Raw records
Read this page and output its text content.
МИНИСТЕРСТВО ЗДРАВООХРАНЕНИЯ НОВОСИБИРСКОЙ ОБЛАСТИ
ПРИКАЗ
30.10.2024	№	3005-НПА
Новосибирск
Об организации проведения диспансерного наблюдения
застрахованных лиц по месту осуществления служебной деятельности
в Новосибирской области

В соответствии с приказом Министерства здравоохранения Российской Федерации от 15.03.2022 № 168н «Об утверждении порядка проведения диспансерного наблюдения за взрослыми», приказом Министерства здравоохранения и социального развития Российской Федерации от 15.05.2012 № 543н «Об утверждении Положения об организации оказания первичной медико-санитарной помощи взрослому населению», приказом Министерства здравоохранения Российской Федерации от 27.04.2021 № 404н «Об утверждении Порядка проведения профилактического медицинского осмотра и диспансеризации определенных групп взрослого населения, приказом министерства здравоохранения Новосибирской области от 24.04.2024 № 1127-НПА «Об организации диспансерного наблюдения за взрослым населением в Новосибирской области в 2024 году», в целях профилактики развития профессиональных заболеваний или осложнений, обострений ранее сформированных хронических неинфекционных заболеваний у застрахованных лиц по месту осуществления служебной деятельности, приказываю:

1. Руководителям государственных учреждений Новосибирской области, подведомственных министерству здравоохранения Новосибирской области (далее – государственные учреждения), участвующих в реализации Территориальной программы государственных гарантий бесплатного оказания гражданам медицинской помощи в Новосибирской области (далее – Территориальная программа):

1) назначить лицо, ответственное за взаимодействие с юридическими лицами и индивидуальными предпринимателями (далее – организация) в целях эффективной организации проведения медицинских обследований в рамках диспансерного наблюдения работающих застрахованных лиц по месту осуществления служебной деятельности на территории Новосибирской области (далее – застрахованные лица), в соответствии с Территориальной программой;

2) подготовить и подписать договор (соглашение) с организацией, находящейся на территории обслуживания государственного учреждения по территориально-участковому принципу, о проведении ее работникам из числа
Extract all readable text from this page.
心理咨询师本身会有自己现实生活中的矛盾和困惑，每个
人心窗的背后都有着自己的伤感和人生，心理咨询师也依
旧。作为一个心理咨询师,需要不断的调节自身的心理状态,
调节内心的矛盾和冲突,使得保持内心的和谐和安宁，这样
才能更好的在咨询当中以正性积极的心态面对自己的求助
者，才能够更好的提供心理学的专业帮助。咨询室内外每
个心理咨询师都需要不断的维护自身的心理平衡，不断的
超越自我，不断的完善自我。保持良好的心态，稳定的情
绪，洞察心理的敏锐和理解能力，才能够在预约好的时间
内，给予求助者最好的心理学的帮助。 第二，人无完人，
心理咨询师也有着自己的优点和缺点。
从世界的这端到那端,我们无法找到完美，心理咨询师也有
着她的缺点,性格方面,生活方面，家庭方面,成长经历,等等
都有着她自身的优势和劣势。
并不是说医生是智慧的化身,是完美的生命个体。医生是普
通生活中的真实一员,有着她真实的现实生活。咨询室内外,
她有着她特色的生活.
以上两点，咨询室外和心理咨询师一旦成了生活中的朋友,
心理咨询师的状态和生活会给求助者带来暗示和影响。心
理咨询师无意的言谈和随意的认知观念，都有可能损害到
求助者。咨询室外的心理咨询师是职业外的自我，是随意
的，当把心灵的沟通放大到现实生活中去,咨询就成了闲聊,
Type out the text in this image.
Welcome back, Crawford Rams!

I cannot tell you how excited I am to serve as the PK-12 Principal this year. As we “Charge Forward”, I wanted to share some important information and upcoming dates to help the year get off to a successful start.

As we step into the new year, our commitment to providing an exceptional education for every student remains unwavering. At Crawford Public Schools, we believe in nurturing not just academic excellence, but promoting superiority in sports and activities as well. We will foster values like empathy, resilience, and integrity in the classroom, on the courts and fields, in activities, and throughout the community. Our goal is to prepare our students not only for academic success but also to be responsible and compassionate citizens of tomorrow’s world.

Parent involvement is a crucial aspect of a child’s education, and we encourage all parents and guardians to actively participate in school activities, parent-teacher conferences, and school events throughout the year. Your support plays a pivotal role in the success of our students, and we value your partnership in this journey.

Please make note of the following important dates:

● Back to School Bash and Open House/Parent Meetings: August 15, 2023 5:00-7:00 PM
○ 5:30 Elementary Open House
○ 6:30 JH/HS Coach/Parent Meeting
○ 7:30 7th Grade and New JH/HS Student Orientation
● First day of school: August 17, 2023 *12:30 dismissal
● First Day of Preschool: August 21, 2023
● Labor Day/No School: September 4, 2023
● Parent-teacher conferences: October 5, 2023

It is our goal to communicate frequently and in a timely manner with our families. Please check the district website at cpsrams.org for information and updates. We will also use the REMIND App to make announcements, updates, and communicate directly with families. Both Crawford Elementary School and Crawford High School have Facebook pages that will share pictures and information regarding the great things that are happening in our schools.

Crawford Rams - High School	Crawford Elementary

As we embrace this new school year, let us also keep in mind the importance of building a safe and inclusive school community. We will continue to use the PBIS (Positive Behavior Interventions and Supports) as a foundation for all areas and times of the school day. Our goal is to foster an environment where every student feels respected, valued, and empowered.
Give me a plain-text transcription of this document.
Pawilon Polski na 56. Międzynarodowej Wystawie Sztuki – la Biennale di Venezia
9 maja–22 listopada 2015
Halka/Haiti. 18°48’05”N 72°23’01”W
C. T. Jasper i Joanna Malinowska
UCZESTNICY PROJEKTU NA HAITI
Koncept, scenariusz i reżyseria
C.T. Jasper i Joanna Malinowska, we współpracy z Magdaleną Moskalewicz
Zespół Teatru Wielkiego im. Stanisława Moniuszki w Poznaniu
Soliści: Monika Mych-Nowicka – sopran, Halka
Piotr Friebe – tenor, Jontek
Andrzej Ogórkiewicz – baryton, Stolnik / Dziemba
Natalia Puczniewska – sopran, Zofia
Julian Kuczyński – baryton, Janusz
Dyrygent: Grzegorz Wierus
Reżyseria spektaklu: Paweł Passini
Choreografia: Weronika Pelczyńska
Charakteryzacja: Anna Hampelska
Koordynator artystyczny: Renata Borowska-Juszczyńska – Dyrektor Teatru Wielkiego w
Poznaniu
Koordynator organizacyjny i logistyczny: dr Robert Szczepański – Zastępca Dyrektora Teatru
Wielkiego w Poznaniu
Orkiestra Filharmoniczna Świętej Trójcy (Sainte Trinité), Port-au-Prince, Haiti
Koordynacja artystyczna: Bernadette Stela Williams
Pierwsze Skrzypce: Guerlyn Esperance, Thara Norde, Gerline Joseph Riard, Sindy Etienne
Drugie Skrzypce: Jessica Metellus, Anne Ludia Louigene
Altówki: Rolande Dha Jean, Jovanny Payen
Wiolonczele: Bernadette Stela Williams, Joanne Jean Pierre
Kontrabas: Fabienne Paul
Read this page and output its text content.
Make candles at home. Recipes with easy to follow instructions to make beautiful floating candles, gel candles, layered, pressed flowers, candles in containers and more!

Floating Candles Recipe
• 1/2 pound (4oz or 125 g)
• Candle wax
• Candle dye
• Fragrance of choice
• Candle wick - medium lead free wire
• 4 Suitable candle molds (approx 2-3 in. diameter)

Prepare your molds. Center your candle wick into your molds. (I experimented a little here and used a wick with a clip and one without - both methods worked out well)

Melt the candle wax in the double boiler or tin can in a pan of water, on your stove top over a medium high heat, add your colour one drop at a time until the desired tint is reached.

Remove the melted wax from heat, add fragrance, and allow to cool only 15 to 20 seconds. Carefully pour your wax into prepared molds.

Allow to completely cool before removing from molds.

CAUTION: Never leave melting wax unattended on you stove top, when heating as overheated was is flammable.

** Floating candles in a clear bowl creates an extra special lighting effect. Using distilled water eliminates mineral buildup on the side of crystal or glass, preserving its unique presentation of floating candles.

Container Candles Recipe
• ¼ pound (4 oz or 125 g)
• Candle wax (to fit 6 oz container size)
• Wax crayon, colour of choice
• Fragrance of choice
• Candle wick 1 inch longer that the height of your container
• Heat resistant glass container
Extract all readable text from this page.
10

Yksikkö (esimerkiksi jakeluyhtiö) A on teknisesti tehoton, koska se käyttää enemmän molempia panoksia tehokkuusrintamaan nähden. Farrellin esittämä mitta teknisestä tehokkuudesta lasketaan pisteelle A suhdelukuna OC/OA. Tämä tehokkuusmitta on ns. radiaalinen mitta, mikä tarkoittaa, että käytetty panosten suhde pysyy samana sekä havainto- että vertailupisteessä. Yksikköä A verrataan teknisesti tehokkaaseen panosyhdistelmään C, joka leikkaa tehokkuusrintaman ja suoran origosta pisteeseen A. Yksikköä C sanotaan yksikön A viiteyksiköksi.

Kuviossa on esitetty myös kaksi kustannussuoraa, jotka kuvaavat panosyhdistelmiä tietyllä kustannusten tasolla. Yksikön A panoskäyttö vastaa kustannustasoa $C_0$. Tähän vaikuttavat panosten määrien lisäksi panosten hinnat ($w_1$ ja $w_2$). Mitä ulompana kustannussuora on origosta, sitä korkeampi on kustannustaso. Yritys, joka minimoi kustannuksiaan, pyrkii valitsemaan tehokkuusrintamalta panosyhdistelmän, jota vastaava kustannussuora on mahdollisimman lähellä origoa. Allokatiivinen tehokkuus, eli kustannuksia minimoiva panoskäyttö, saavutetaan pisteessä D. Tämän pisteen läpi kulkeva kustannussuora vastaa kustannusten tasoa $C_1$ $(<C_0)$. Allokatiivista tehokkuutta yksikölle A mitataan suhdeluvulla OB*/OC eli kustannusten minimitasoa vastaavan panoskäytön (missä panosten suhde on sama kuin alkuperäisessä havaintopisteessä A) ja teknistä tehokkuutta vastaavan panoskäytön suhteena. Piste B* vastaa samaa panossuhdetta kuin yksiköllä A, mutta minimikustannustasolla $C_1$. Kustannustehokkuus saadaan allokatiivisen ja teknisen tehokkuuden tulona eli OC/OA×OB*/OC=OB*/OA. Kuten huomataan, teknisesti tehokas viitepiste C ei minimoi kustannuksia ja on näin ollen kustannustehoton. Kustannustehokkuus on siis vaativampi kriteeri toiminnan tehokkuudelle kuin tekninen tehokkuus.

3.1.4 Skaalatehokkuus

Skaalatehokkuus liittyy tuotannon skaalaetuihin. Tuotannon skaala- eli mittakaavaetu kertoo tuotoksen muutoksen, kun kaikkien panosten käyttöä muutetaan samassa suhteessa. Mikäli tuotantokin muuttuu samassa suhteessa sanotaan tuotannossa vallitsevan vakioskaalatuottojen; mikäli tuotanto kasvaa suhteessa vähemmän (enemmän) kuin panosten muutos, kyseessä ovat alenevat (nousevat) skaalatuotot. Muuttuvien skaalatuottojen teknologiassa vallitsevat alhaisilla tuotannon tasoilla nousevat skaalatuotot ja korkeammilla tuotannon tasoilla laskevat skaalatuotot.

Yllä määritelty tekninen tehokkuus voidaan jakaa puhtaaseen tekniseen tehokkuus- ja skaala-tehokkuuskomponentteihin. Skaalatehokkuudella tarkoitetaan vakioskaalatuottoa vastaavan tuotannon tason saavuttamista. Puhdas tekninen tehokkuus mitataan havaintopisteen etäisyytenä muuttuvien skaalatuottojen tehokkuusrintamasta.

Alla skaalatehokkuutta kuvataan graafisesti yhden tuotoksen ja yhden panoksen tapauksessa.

● Aim of the exercise:
Count how many lines of the data include the word "from". Your reply should be that number alone.

● Complete answer:
4